Stored entries:
>>>

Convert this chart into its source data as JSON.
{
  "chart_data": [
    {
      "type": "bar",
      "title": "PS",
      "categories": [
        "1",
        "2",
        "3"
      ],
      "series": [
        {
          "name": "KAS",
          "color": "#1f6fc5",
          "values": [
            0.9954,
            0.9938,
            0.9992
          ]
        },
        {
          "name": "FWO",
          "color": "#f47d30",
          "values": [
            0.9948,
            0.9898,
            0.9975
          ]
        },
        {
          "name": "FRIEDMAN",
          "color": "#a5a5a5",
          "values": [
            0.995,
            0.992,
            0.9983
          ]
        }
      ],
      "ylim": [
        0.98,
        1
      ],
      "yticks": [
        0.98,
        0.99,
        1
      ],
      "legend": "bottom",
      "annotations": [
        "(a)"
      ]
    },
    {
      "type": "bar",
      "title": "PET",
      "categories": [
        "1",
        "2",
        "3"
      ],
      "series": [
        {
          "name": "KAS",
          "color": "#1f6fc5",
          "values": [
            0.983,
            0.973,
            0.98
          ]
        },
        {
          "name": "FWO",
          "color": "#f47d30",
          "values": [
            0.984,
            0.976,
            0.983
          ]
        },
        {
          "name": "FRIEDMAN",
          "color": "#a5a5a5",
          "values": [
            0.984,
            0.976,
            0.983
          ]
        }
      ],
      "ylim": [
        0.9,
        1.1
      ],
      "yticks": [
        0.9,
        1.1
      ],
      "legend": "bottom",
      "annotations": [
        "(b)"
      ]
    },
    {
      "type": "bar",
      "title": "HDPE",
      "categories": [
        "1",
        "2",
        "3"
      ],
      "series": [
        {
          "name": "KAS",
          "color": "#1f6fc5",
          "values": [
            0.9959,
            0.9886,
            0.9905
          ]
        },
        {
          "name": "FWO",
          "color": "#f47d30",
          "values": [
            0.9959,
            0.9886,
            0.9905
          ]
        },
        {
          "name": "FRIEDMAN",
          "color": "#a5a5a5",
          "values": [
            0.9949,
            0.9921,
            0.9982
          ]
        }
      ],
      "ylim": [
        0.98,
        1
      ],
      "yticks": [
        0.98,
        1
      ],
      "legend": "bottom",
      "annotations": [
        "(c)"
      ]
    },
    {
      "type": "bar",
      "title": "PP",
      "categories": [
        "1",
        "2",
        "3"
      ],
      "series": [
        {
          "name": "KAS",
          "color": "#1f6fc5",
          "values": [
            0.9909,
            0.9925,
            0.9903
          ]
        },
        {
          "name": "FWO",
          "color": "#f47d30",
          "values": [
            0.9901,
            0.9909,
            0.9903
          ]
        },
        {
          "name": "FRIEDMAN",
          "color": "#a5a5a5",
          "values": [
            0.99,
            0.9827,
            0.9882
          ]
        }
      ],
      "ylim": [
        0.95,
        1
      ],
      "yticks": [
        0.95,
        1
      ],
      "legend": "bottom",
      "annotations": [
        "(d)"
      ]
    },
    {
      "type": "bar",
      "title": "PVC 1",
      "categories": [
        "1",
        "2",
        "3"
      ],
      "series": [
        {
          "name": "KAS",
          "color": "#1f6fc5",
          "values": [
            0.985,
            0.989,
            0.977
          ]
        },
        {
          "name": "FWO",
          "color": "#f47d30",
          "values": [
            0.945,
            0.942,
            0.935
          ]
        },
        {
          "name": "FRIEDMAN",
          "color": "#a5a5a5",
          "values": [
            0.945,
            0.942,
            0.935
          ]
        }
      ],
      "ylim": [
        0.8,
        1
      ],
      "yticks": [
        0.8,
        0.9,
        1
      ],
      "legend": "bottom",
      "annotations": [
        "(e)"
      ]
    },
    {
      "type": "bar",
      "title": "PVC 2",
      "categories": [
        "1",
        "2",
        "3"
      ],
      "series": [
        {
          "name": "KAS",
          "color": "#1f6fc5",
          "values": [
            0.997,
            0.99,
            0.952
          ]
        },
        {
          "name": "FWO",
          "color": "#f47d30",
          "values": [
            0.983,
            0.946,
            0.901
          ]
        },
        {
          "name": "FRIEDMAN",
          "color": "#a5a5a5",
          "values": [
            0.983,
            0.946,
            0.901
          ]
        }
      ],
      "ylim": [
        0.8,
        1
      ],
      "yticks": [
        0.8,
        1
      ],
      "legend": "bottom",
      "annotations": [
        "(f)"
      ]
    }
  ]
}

<<<

Problem to solve: Go through the entries above and count the lines containing the word "title"; give only that count.

Answer in full: 6